»»

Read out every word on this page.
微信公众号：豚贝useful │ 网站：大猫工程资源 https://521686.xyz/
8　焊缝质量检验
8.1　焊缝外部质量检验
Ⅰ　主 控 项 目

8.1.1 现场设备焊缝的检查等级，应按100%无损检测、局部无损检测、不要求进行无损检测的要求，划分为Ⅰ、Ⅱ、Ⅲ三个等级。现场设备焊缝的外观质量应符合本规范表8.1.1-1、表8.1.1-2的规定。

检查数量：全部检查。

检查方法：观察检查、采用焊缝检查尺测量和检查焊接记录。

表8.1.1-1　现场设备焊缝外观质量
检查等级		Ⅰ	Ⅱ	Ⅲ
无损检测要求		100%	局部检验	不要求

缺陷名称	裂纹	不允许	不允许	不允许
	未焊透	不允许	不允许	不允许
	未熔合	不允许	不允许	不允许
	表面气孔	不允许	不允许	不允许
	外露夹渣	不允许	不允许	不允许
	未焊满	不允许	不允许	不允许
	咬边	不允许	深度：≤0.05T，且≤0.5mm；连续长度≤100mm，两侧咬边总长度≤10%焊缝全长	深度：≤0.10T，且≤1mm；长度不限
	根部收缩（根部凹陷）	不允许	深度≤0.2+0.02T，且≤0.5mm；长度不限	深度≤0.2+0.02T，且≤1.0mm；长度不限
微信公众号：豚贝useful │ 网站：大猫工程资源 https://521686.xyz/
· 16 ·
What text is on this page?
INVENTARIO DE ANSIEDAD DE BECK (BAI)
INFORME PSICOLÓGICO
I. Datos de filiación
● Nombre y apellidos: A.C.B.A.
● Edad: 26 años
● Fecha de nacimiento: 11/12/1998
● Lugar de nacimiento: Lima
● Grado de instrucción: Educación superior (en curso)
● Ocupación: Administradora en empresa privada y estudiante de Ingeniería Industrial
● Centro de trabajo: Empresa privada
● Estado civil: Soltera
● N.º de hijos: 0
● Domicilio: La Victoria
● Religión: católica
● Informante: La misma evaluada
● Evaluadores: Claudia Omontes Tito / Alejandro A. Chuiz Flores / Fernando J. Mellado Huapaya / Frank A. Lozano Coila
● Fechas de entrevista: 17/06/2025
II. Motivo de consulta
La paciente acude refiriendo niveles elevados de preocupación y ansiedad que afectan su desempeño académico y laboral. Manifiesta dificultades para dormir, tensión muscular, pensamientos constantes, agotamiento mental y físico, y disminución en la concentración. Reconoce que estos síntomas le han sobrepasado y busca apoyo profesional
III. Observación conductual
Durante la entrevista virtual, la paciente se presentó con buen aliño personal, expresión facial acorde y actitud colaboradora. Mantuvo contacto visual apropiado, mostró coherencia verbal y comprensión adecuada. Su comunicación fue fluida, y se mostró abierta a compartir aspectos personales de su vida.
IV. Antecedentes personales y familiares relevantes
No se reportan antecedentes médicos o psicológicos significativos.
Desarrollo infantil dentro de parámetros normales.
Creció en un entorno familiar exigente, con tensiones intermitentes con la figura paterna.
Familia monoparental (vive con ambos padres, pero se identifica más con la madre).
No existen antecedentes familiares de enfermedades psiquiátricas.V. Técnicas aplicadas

««

- [EXERCISE DETAILS] Extract from the data every line where "长度不限" shows up.

- [THE REPLY]
	咬边	不允许	深度：≤0.05T，且≤0.5mm；连续长度≤100mm，两侧咬边总长度≤10%焊缝全长	深度：≤0.10T，且≤1mm；长度不限
	根部收缩（根部凹陷）	不允许	深度≤0.2+0.02T，且≤0.5mm；长度不限	深度≤0.2+0.02T，且≤1.0mm；长度不限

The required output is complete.